(A block of data)
[BEGIN]

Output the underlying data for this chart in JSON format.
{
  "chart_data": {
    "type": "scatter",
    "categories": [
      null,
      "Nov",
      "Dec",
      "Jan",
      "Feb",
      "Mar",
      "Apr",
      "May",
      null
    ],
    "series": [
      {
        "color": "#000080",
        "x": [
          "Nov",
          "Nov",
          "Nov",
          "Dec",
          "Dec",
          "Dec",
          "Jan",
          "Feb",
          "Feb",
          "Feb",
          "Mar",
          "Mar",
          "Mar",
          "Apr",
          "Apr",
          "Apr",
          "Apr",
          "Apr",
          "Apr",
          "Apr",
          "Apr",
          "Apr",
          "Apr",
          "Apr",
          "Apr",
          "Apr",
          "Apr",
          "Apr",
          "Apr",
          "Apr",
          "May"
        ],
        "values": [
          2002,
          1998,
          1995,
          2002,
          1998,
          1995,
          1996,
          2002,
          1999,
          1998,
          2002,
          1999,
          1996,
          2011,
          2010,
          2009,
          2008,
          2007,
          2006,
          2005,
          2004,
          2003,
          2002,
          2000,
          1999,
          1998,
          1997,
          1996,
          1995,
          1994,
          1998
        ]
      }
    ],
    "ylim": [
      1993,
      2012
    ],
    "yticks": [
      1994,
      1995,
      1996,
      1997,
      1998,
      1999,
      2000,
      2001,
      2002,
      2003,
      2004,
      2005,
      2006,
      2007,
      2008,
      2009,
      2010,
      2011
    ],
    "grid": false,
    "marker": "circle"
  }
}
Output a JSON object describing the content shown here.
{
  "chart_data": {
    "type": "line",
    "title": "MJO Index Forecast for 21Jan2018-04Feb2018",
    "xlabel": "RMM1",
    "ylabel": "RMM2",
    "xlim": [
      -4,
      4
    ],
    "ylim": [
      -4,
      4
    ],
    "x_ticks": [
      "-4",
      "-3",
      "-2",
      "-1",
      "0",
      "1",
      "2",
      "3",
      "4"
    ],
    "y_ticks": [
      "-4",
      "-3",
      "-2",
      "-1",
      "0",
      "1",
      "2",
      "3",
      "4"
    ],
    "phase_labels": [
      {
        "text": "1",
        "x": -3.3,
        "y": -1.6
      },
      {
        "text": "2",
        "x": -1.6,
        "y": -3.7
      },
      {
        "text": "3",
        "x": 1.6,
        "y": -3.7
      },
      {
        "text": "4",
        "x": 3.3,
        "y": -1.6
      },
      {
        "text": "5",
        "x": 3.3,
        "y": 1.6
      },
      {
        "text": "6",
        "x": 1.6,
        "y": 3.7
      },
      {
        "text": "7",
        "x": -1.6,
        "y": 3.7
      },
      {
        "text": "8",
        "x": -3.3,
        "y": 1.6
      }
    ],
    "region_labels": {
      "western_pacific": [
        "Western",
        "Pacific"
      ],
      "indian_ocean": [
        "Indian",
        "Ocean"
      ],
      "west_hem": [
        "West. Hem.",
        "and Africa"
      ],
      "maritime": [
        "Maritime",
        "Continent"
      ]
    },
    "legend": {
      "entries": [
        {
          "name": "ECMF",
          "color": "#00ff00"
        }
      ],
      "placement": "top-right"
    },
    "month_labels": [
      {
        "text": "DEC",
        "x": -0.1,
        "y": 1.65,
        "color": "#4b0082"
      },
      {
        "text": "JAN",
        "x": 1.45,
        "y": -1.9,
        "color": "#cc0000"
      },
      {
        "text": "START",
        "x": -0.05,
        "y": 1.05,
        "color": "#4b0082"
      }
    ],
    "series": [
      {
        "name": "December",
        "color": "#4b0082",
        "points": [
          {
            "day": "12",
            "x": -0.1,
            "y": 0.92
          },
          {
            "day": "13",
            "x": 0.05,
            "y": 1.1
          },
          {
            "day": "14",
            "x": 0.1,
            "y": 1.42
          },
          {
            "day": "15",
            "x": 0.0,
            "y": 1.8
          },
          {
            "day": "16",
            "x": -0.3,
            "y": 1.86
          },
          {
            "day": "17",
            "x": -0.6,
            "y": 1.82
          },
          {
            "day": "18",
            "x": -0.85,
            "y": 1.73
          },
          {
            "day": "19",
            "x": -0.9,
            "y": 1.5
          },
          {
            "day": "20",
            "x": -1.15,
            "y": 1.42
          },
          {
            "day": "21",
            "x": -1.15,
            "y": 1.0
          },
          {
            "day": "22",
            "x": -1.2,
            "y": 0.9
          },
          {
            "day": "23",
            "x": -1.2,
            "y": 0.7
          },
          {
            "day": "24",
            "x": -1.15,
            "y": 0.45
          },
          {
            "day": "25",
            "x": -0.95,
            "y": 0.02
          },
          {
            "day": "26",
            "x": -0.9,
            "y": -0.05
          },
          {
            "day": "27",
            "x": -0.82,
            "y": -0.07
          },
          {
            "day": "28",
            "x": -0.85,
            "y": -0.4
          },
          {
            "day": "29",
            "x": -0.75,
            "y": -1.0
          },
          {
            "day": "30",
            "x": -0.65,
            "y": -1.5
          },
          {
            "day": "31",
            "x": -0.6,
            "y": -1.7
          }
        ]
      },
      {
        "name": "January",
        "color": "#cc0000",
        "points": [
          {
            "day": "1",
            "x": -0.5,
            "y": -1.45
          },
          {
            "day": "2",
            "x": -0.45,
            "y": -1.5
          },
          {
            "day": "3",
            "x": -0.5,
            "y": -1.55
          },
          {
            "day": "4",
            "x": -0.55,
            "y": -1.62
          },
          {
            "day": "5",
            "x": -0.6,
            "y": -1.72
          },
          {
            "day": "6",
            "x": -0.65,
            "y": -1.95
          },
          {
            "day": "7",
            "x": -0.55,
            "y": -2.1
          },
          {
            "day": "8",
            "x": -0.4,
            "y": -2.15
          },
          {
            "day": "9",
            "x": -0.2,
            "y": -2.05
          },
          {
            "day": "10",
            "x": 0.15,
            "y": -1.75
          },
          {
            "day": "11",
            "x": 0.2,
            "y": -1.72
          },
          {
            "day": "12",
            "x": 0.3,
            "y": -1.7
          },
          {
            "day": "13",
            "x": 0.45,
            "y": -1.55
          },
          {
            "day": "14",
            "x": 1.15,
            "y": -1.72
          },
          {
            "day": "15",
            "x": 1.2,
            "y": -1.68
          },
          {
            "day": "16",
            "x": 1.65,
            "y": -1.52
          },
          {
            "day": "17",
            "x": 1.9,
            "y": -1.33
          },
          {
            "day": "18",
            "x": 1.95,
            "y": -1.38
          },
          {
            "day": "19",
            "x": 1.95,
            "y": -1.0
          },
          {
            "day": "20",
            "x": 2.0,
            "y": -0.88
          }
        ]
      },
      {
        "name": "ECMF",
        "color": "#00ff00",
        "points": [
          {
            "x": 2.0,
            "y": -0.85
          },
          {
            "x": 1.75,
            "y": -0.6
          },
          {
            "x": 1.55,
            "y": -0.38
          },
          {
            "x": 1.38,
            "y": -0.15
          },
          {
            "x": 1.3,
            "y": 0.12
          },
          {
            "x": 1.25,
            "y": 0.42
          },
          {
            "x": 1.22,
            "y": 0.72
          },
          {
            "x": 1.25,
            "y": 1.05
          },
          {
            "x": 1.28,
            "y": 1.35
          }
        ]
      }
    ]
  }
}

[END]

Reproduce all data above, unchanged.

- _Final result_:
Output the underlying data for this chart in JSON format.
{
  "chart_data": {
    "type": "scatter",
    "categories": [
      null,
      "Nov",
      "Dec",
      "Jan",
      "Feb",
      "Mar",
      "Apr",
      "May",
      null
    ],
    "series": [
      {
        "color": "#000080",
        "x": [
          "Nov",
          "Nov",
          "Nov",
          "Dec",
          "Dec",
          "Dec",
          "Jan",
          "Feb",
          "Feb",
          "Feb",
          "Mar",
          "Mar",
          "Mar",
          "Apr",
          "Apr",
          "Apr",
          "Apr",
          "Apr",
          "Apr",
          "Apr",
          "Apr",
          "Apr",
          "Apr",
          "Apr",
          "Apr",
          "Apr",
          "Apr",
          "Apr",
          "Apr",
          "Apr",
          "May"
        ],
        "values": [
          2002,
          1998,
          1995,
          2002,
          1998,
          1995,
          1996,
          2002,
          1999,
          1998,
          2002,
          1999,
          1996,
          2011,
          2010,
          2009,
          2008,
          2007,
          2006,
          2005,
          2004,
          2003,
          2002,
          2000,
          1999,
          1998,
          1997,
          1996,
          1995,
          1994,
          1998
        ]
      }
    ],
    "ylim": [
      1993,
      2012
    ],
    "yticks": [
      1994,
      1995,
      1996,
      1997,
      1998,
      1999,
      2000,
      2001,
      2002,
      2003,
      2004,
      2005,
      2006,
      2007,
      2008,
      2009,
      2010,
      2011
    ],
    "grid": false,
    "marker": "circle"
  }
}
Output a JSON object describing the content shown here.
{
  "chart_data": {
    "type": "line",
    "title": "MJO Index Forecast for 21Jan2018-04Feb2018",
    "xlabel": "RMM1",
    "ylabel": "RMM2",
    "xlim": [
      -4,
      4
    ],
    "ylim": [
      -4,
      4
    ],
    "x_ticks": [
      "-4",
      "-3",
      "-2",
      "-1",
      "0",
      "1",
      "2",
      "3",
      "4"
    ],
    "y_ticks": [
      "-4",
      "-3",
      "-2",
      "-1",
      "0",
      "1",
      "2",
      "3",
      "4"
    ],
    "phase_labels": [
      {
        "text": "1",
        "x": -3.3,
        "y": -1.6
      },
      {
        "text": "2",
        "x": -1.6,
        "y": -3.7
      },
      {
        "text": "3",
        "x": 1.6,
        "y": -3.7
      },
      {
        "text": "4",
        "x": 3.3,
        "y": -1.6
      },
      {
        "text": "5",
        "x": 3.3,
        "y": 1.6
      },
      {
        "text": "6",
        "x": 1.6,
        "y": 3.7
      },
      {
        "text": "7",
        "x": -1.6,
        "y": 3.7
      },
      {
        "text": "8",
        "x": -3.3,
        "y": 1.6
      }
    ],
    "region_labels": {
      "western_pacific": [
        "Western",
        "Pacific"
      ],
      "indian_ocean": [
        "Indian",
        "Ocean"
      ],
      "west_hem": [
        "West. Hem.",
        "and Africa"
      ],
      "maritime": [
        "Maritime",
        "Continent"
      ]
    },
    "legend": {
      "entries": [
        {
          "name": "ECMF",
          "color": "#00ff00"
        }
      ],
      "placement": "top-right"
    },
    "month_labels": [
      {
        "text": "DEC",
        "x": -0.1,
        "y": 1.65,
        "color": "#4b0082"
      },
      {
        "text": "JAN",
        "x": 1.45,
        "y": -1.9,
        "color": "#cc0000"
      },
      {
        "text": "START",
        "x": -0.05,
        "y": 1.05,
        "color": "#4b0082"
      }
    ],
    "series": [
      {
        "name": "December",
        "color": "#4b0082",
        "points": [
          {
            "day": "12",
            "x": -0.1,
            "y": 0.92
          },
          {
            "day": "13",
            "x": 0.05,
            "y": 1.1
          },
          {
            "day": "14",
            "x": 0.1,
            "y": 1.42
          },
          {
            "day": "15",
            "x": 0.0,
            "y": 1.8
          },
          {
            "day": "16",
            "x": -0.3,
            "y": 1.86
          },
          {
            "day": "17",
            "x": -0.6,
            "y": 1.82
          },
          {
            "day": "18",
            "x": -0.85,
            "y": 1.73
          },
          {
            "day": "19",
            "x": -0.9,
            "y": 1.5
          },
          {
            "day": "20",
            "x": -1.15,
            "y": 1.42
          },
          {
            "day": "21",
            "x": -1.15,
            "y": 1.0
          },
          {
            "day": "22",
            "x": -1.2,
            "y": 0.9
          },
          {
            "day": "23",
            "x": -1.2,
            "y": 0.7
          },
          {
            "day": "24",
            "x": -1.15,
            "y": 0.45
          },
          {
            "day": "25",
            "x": -0.95,
            "y": 0.02
          },
          {
            "day": "26",
            "x": -0.9,
            "y": -0.05
          },
          {
            "day": "27",
            "x": -0.82,
            "y": -0.07
          },
          {
            "day": "28",
            "x": -0.85,
            "y": -0.4
          },
          {
            "day": "29",
            "x": -0.75,
            "y": -1.0
          },
          {
            "day": "30",
            "x": -0.65,
            "y": -1.5
          },
          {
            "day": "31",
            "x": -0.6,
            "y": -1.7
          }
        ]
      },
      {
        "name": "January",
        "color": "#cc0000",
        "points": [
          {
            "day": "1",
            "x": -0.5,
            "y": -1.45
          },
          {
            "day": "2",
            "x": -0.45,
            "y": -1.5
          },
          {
            "day": "3",
            "x": -0.5,
            "y": -1.55
          },
          {
            "day": "4",
            "x": -0.55,
            "y": -1.62
          },
          {
            "day": "5",
            "x": -0.6,
            "y": -1.72
          },
          {
            "day": "6",
            "x": -0.65,
            "y": -1.95
          },
          {
            "day": "7",
            "x": -0.55,
            "y": -2.1
          },
          {
            "day": "8",
            "x": -0.4,
            "y": -2.15
          },
          {
            "day": "9",
            "x": -0.2,
            "y": -2.05
          },
          {
            "day": "10",
            "x": 0.15,
            "y": -1.75
          },
          {
            "day": "11",
            "x": 0.2,
            "y": -1.72
          },
          {
            "day": "12",
            "x": 0.3,
            "y": -1.7
          },
          {
            "day": "13",
            "x": 0.45,
            "y": -1.55
          },
          {
            "day": "14",
            "x": 1.15,
            "y": -1.72
          },
          {
            "day": "15",
            "x": 1.2,
            "y": -1.68
          },
          {
            "day": "16",
            "x": 1.65,
            "y": -1.52
          },
          {
            "day": "17",
            "x": 1.9,
            "y": -1.33
          },
          {
            "day": "18",
            "x": 1.95,
            "y": -1.38
          },
          {
            "day": "19",
            "x": 1.95,
            "y": -1.0
          },
          {
            "day": "20",
            "x": 2.0,
            "y": -0.88
          }
        ]
      },
      {
        "name": "ECMF",
        "color": "#00ff00",
        "points": [
          {
            "x": 2.0,
            "y": -0.85
          },
          {
            "x": 1.75,
            "y": -0.6
          },
          {
            "x": 1.55,
            "y": -0.38
          },
          {
            "x": 1.38,
            "y": -0.15
          },
          {
            "x": 1.3,
            "y": 0.12
          },
          {
            "x": 1.25,
            "y": 0.42
          },
          {
            "x": 1.22,
            "y": 0.72
          },
          {
            "x": 1.25,
            "y": 1.05
          },
          {
            "x": 1.28,
            "y": 1.35
          }
        ]
      }
    ]
  }
}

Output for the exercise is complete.